Exercise:
What follows is a set of records, each of which is to be written out exactly.

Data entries

◆ ◆ ◆

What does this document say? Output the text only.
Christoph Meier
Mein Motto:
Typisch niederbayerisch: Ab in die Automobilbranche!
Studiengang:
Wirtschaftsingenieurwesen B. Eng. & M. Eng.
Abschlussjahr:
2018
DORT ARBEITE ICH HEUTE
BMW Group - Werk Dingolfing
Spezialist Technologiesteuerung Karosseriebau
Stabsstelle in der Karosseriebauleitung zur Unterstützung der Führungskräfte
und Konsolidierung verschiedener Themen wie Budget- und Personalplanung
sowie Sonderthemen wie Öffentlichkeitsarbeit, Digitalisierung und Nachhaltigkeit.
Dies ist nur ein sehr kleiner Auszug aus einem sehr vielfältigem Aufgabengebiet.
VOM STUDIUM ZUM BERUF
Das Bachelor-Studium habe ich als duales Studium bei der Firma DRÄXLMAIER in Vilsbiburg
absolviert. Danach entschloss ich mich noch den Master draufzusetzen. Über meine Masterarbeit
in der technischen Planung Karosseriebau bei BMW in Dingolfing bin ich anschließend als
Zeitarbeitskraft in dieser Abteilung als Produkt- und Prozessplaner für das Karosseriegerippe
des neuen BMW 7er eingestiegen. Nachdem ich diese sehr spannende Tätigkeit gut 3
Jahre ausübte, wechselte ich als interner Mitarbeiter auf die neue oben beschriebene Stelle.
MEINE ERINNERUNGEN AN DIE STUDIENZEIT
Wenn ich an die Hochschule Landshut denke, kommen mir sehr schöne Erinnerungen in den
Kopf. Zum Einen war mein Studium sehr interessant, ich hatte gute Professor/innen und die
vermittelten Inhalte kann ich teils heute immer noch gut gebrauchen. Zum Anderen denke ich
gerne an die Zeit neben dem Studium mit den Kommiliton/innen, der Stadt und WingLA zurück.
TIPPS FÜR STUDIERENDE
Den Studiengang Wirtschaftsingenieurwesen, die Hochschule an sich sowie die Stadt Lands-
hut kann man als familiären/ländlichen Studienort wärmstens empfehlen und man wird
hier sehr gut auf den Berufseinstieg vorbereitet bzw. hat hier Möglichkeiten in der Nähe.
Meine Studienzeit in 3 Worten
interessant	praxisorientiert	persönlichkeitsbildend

◆ ◆ ◆

Solution to this task:
What does this document say? Output the text only.
Christoph Meier
Mein Motto:
Typisch niederbayerisch: Ab in die Automobilbranche!
Studiengang:
Wirtschaftsingenieurwesen B. Eng. & M. Eng.
Abschlussjahr:
2018
DORT ARBEITE ICH HEUTE
BMW Group - Werk Dingolfing
Spezialist Technologiesteuerung Karosseriebau
Stabsstelle in der Karosseriebauleitung zur Unterstützung der Führungskräfte
und Konsolidierung verschiedener Themen wie Budget- und Personalplanung
sowie Sonderthemen wie Öffentlichkeitsarbeit, Digitalisierung und Nachhaltigkeit.
Dies ist nur ein sehr kleiner Auszug aus einem sehr vielfältigem Aufgabengebiet.
VOM STUDIUM ZUM BERUF
Das Bachelor-Studium habe ich als duales Studium bei der Firma DRÄXLMAIER in Vilsbiburg
absolviert. Danach entschloss ich mich noch den Master draufzusetzen. Über meine Masterarbeit
in der technischen Planung Karosseriebau bei BMW in Dingolfing bin ich anschließend als
Zeitarbeitskraft in dieser Abteilung als Produkt- und Prozessplaner für das Karosseriegerippe
des neuen BMW 7er eingestiegen. Nachdem ich diese sehr spannende Tätigkeit gut 3
Jahre ausübte, wechselte ich als interner Mitarbeiter auf die neue oben beschriebene Stelle.
MEINE ERINNERUNGEN AN DIE STUDIENZEIT
Wenn ich an die Hochschule Landshut denke, kommen mir sehr schöne Erinnerungen in den
Kopf. Zum Einen war mein Studium sehr interessant, ich hatte gute Professor/innen und die
vermittelten Inhalte kann ich teils heute immer noch gut gebrauchen. Zum Anderen denke ich
gerne an die Zeit neben dem Studium mit den Kommiliton/innen, der Stadt und WingLA zurück.
TIPPS FÜR STUDIERENDE
Den Studiengang Wirtschaftsingenieurwesen, die Hochschule an sich sowie die Stadt Lands-
hut kann man als familiären/ländlichen Studienort wärmstens empfehlen und man wird
hier sehr gut auf den Berufseinstieg vorbereitet bzw. hat hier Möglichkeiten in der Nähe.
Meine Studienzeit in 3 Worten
interessant	praxisorientiert	persönlichkeitsbildend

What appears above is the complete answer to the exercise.